Set the listing down again exactly, please, apart from its pictures.

══ DATA TO PROCESS ══

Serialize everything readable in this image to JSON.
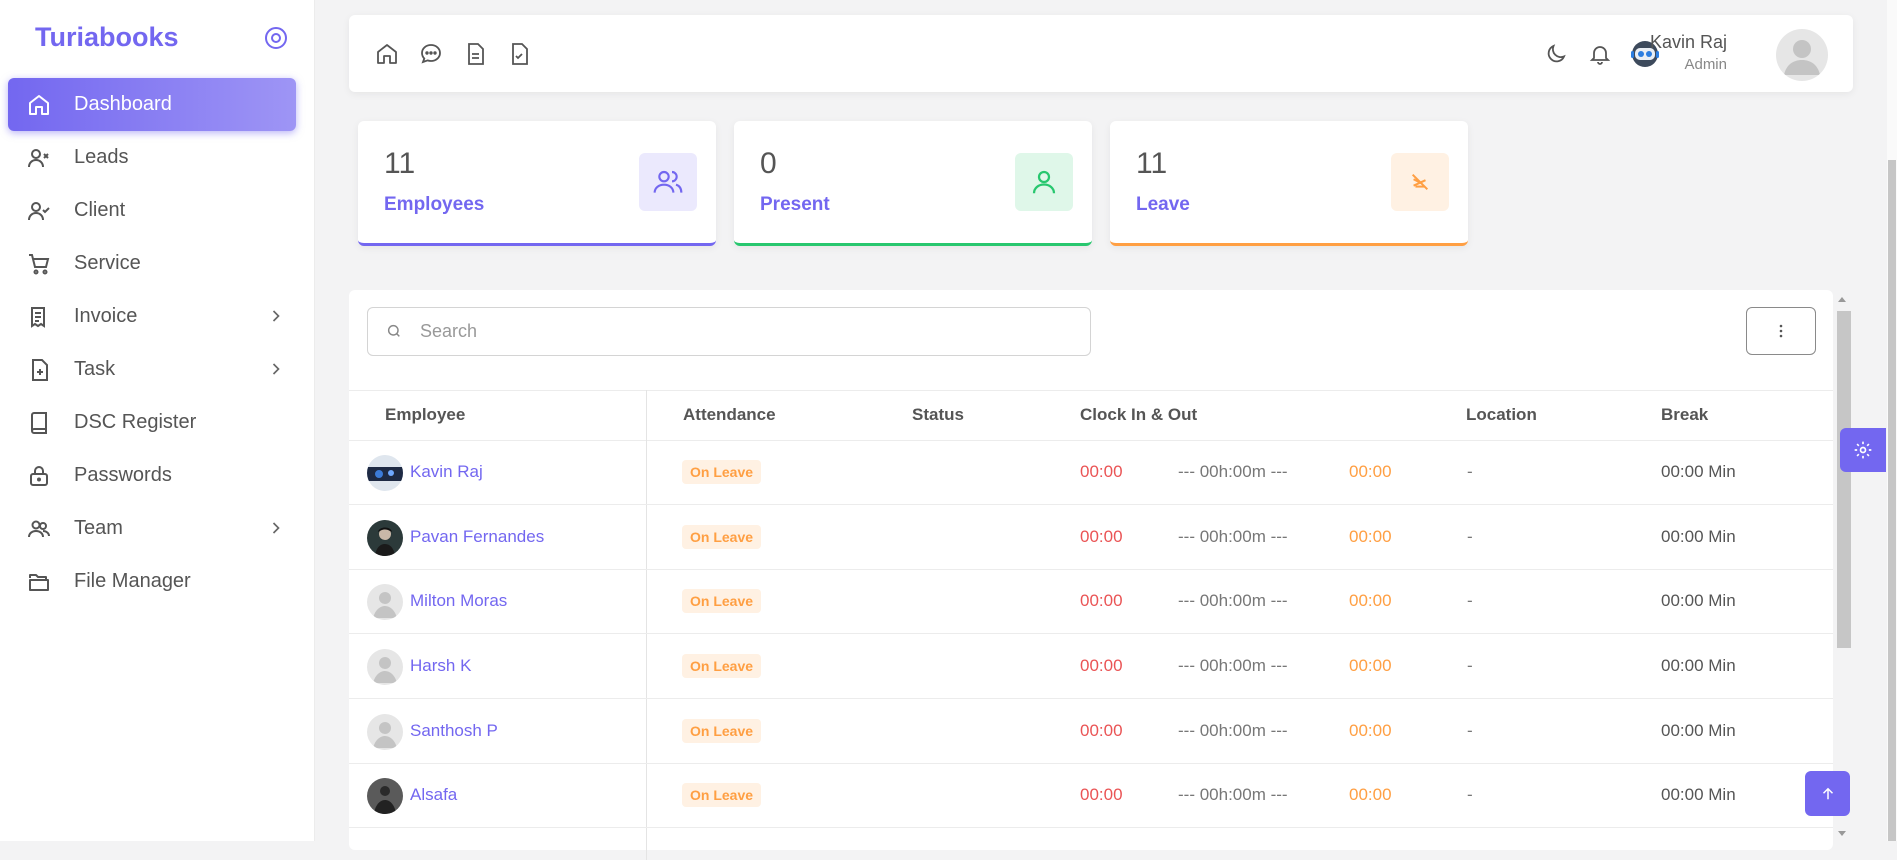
{
  "sidebar": {
    "brand": "Turiabooks",
    "items": [
      {
        "label": "Dashboard"
      },
      {
        "label": "Leads"
      },
      {
        "label": "Client"
      },
      {
        "label": "Service"
      },
      {
        "label": "Invoice"
      },
      {
        "label": "Task"
      },
      {
        "label": "DSC Register"
      },
      {
        "label": "Passwords"
      },
      {
        "label": "Team"
      },
      {
        "label": "File Manager"
      }
    ]
  },
  "topbar": {
    "user_name": "Kavin Raj",
    "user_role": "Admin"
  },
  "stats": [
    {
      "value": "11",
      "label": "Employees",
      "color": "#7367f0"
    },
    {
      "value": "0",
      "label": "Present",
      "color": "#28c76f"
    },
    {
      "value": "11",
      "label": "Leave",
      "color": "#ff9f43"
    }
  ],
  "table": {
    "search_placeholder": "Search",
    "columns": [
      "Employee",
      "Attendance",
      "Status",
      "Clock In & Out",
      "Location",
      "Break"
    ],
    "rows": [
      {
        "name": "Kavin Raj",
        "attendance": "On Leave",
        "clock_in": "00:00",
        "duration": "--- 00h:00m ---",
        "clock_out": "00:00",
        "location": "-",
        "break": "00:00 Min"
      },
      {
        "name": "Pavan Fernandes",
        "attendance": "On Leave",
        "clock_in": "00:00",
        "duration": "--- 00h:00m ---",
        "clock_out": "00:00",
        "location": "-",
        "break": "00:00 Min"
      },
      {
        "name": "Milton Moras",
        "attendance": "On Leave",
        "clock_in": "00:00",
        "duration": "--- 00h:00m ---",
        "clock_out": "00:00",
        "location": "-",
        "break": "00:00 Min"
      },
      {
        "name": "Harsh K",
        "attendance": "On Leave",
        "clock_in": "00:00",
        "duration": "--- 00h:00m ---",
        "clock_out": "00:00",
        "location": "-",
        "break": "00:00 Min"
      },
      {
        "name": "Santhosh P",
        "attendance": "On Leave",
        "clock_in": "00:00",
        "duration": "--- 00h:00m ---",
        "clock_out": "00:00",
        "location": "-",
        "break": "00:00 Min"
      },
      {
        "name": "Alsafa",
        "attendance": "On Leave",
        "clock_in": "00:00",
        "duration": "--- 00h:00m ---",
        "clock_out": "00:00",
        "location": "-",
        "break": "00:00 Min"
      }
    ]
  },
  "theme": {
    "accent": "#7367f0",
    "success": "#28c76f",
    "warning": "#ff9f43",
    "danger": "#ea5455"
  }
}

═══

→ ANSWER TO THIS EXERCISE
Serialize everything readable in this image to JSON.
{
  "sidebar": {
    "brand": "Turiabooks",
    "items": [
      {
        "label": "Dashboard"
      },
      {
        "label": "Leads"
      },
      {
        "label": "Client"
      },
      {
        "label": "Service"
      },
      {
        "label": "Invoice"
      },
      {
        "label": "Task"
      },
      {
        "label": "DSC Register"
      },
      {
        "label": "Passwords"
      },
      {
        "label": "Team"
      },
      {
        "label": "File Manager"
      }
    ]
  },
  "topbar": {
    "user_name": "Kavin Raj",
    "user_role": "Admin"
  },
  "stats": [
    {
      "value": "11",
      "label": "Employees",
      "color": "#7367f0"
    },
    {
      "value": "0",
      "label": "Present",
      "color": "#28c76f"
    },
    {
      "value": "11",
      "label": "Leave",
      "color": "#ff9f43"
    }
  ],
  "table": {
    "search_placeholder": "Search",
    "columns": [
      "Employee",
      "Attendance",
      "Status",
      "Clock In & Out",
      "Location",
      "Break"
    ],
    "rows": [
      {
        "name": "Kavin Raj",
        "attendance": "On Leave",
        "clock_in": "00:00",
        "duration": "--- 00h:00m ---",
        "clock_out": "00:00",
        "location": "-",
        "break": "00:00 Min"
      },
      {
        "name": "Pavan Fernandes",
        "attendance": "On Leave",
        "clock_in": "00:00",
        "duration": "--- 00h:00m ---",
        "clock_out": "00:00",
        "location": "-",
        "break": "00:00 Min"
      },
      {
        "name": "Milton Moras",
        "attendance": "On Leave",
        "clock_in": "00:00",
        "duration": "--- 00h:00m ---",
        "clock_out": "00:00",
        "location": "-",
        "break": "00:00 Min"
      },
      {
        "name": "Harsh K",
        "attendance": "On Leave",
        "clock_in": "00:00",
        "duration": "--- 00h:00m ---",
        "clock_out": "00:00",
        "location": "-",
        "break": "00:00 Min"
      },
      {
        "name": "Santhosh P",
        "attendance": "On Leave",
        "clock_in": "00:00",
        "duration": "--- 00h:00m ---",
        "clock_out": "00:00",
        "location": "-",
        "break": "00:00 Min"
      },
      {
        "name": "Alsafa",
        "attendance": "On Leave",
        "clock_in": "00:00",
        "duration": "--- 00h:00m ---",
        "clock_out": "00:00",
        "location": "-",
        "break": "00:00 Min"
      }
    ]
  },
  "theme": {
    "accent": "#7367f0",
    "success": "#28c76f",
    "warning": "#ff9f43",
    "danger": "#ea5455"
  }
}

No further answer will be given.